Return each line of the following data unchanged, in the order given.

────────

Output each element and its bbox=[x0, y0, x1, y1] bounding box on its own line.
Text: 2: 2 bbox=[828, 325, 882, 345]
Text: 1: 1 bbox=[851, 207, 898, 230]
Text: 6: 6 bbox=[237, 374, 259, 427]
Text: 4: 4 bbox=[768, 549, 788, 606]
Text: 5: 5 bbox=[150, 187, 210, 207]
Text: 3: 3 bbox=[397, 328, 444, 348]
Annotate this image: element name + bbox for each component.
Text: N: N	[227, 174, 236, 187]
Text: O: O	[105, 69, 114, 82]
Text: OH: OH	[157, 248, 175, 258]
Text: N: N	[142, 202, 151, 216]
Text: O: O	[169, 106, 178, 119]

────────

> _RESULT OF THIS TASK_
Output each element and its bbox=[x0, y0, x1, y1] bounding box on its own line.
Text: 2: 2 bbox=[828, 325, 882, 345]
Text: 1: 1 bbox=[851, 207, 898, 230]
Text: 6: 6 bbox=[237, 374, 259, 427]
Text: 4: 4 bbox=[768, 549, 788, 606]
Text: 5: 5 bbox=[150, 187, 210, 207]
Text: 3: 3 bbox=[397, 328, 444, 348]
Annotate this image: element name + bbox for each component.
Text: N: N	[227, 174, 236, 187]
Text: O: O	[105, 69, 114, 82]
Text: OH: OH	[157, 248, 175, 258]
Text: N: N	[142, 202, 151, 216]
Text: O: O	[169, 106, 178, 119]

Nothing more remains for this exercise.